**Input**:
================================
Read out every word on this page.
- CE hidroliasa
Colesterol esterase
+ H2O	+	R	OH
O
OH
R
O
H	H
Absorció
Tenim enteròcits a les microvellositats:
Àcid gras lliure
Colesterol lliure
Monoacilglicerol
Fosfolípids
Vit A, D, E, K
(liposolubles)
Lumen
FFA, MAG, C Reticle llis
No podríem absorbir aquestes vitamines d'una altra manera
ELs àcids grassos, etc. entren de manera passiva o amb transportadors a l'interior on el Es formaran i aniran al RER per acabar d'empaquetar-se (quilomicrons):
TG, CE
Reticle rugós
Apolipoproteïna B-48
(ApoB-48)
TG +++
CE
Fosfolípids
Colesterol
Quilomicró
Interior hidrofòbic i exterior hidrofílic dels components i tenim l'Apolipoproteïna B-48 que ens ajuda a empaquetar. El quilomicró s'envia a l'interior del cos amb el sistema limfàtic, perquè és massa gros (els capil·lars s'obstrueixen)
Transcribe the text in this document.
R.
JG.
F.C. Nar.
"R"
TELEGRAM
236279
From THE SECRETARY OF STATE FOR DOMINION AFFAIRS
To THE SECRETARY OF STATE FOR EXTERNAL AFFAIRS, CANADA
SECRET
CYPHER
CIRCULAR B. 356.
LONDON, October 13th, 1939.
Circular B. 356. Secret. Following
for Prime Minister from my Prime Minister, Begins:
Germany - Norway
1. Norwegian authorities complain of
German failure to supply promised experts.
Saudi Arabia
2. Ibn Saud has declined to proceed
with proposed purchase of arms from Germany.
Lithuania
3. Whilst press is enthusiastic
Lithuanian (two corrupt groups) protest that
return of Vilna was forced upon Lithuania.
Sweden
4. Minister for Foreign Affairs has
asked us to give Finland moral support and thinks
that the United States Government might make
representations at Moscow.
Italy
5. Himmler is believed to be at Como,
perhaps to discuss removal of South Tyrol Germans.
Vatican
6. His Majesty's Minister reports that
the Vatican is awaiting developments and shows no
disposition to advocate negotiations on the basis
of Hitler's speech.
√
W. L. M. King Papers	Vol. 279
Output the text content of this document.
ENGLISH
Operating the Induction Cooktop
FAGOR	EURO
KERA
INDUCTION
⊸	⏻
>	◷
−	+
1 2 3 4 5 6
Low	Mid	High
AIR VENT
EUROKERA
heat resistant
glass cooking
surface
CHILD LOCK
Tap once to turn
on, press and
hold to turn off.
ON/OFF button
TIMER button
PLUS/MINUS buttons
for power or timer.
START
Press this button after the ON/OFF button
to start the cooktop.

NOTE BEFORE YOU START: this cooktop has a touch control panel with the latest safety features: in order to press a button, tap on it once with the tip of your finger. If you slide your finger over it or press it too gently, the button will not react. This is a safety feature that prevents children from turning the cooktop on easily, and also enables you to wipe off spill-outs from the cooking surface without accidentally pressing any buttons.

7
================================
**Aim of the task**: Reproduce each record shown above without altering a single word.

**Correct result**:
Read out every word on this page.
- CE hidroliasa
Colesterol esterase
+ H2O	+	R	OH
O
OH
R
O
H	H
Absorció
Tenim enteròcits a les microvellositats:
Àcid gras lliure
Colesterol lliure
Monoacilglicerol
Fosfolípids
Vit A, D, E, K
(liposolubles)
Lumen
FFA, MAG, C Reticle llis
No podríem absorbir aquestes vitamines d'una altra manera
ELs àcids grassos, etc. entren de manera passiva o amb transportadors a l'interior on el Es formaran i aniran al RER per acabar d'empaquetar-se (quilomicrons):
TG, CE
Reticle rugós
Apolipoproteïna B-48
(ApoB-48)
TG +++
CE
Fosfolípids
Colesterol
Quilomicró
Interior hidrofòbic i exterior hidrofílic dels components i tenim l'Apolipoproteïna B-48 que ens ajuda a empaquetar. El quilomicró s'envia a l'interior del cos amb el sistema limfàtic, perquè és massa gros (els capil·lars s'obstrueixen)
Transcribe the text in this document.
R.
JG.
F.C. Nar.
"R"
TELEGRAM
236279
From THE SECRETARY OF STATE FOR DOMINION AFFAIRS
To THE SECRETARY OF STATE FOR EXTERNAL AFFAIRS, CANADA
SECRET
CYPHER
CIRCULAR B. 356.
LONDON, October 13th, 1939.
Circular B. 356. Secret. Following
for Prime Minister from my Prime Minister, Begins:
Germany - Norway
1. Norwegian authorities complain of
German failure to supply promised experts.
Saudi Arabia
2. Ibn Saud has declined to proceed
with proposed purchase of arms from Germany.
Lithuania
3. Whilst press is enthusiastic
Lithuanian (two corrupt groups) protest that
return of Vilna was forced upon Lithuania.
Sweden
4. Minister for Foreign Affairs has
asked us to give Finland moral support and thinks
that the United States Government might make
representations at Moscow.
Italy
5. Himmler is believed to be at Como,
perhaps to discuss removal of South Tyrol Germans.
Vatican
6. His Majesty's Minister reports that
the Vatican is awaiting developments and shows no
disposition to advocate negotiations on the basis
of Hitler's speech.
√
W. L. M. King Papers	Vol. 279
Output the text content of this document.
ENGLISH
Operating the Induction Cooktop
FAGOR	EURO
KERA
INDUCTION
⊸	⏻
>	◷
−	+
1 2 3 4 5 6
Low	Mid	High
AIR VENT
EUROKERA
heat resistant
glass cooking
surface
CHILD LOCK
Tap once to turn
on, press and
hold to turn off.
ON/OFF button
TIMER button
PLUS/MINUS buttons
for power or timer.
START
Press this button after the ON/OFF button
to start the cooktop.

NOTE BEFORE YOU START: this cooktop has a touch control panel with the latest safety features: in order to press a button, tap on it once with the tip of your finger. If you slide your finger over it or press it too gently, the button will not react. This is a safety feature that prevents children from turning the cooktop on easily, and also enables you to wipe off spill-outs from the cooking surface without accidentally pressing any buttons.

7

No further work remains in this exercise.